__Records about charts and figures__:
>> Begin

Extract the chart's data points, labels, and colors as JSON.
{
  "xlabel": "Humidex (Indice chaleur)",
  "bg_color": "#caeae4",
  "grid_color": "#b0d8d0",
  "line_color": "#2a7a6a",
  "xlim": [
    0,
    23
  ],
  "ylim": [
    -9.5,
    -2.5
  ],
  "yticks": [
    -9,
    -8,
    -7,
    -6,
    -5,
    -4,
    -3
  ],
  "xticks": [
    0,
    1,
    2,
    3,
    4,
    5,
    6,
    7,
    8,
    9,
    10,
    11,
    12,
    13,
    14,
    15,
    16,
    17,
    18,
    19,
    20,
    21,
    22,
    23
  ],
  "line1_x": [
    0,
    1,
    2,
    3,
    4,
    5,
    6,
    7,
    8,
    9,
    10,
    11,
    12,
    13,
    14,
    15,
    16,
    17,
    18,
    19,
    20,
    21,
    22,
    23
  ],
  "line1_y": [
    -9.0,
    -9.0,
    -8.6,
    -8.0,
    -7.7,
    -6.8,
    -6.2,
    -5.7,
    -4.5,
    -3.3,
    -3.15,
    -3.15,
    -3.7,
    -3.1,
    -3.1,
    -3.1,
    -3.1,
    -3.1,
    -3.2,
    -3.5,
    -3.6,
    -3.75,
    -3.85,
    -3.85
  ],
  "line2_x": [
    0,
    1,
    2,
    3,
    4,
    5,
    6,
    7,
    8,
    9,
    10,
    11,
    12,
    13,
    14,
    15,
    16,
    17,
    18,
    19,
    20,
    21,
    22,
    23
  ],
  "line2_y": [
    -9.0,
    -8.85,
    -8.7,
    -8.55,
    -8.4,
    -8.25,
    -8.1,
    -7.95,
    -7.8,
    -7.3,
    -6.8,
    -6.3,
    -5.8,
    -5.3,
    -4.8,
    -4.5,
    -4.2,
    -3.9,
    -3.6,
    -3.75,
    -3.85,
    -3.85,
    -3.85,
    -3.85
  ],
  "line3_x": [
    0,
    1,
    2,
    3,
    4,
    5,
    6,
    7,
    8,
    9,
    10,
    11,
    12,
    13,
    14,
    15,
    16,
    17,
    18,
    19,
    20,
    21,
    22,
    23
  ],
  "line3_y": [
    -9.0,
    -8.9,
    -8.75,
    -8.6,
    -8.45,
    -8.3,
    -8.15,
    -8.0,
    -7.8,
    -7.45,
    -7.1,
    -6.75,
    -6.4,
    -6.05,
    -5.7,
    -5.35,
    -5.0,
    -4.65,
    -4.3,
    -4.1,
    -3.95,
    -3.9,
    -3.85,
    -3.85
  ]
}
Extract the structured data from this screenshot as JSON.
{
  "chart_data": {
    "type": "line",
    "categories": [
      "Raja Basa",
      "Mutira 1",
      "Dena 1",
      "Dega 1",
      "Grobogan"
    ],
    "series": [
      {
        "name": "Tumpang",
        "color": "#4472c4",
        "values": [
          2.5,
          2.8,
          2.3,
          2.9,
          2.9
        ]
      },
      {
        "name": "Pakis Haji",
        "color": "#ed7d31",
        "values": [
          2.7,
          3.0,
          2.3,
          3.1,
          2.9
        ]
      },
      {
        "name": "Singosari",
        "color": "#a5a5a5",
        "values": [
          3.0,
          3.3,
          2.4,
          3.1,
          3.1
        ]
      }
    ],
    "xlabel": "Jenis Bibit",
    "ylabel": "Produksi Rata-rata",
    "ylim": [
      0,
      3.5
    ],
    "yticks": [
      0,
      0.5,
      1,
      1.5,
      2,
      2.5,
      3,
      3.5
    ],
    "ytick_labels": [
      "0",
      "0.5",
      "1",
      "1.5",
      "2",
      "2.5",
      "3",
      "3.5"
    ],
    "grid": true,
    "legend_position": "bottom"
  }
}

>> End

__REQUEST__:
Leave out every line without the string "JSON" and copy the rest.

__FINISHED EXERCISE__:
Extract the chart's data points, labels, and colors as JSON.
Extract the structured data from this screenshot as JSON.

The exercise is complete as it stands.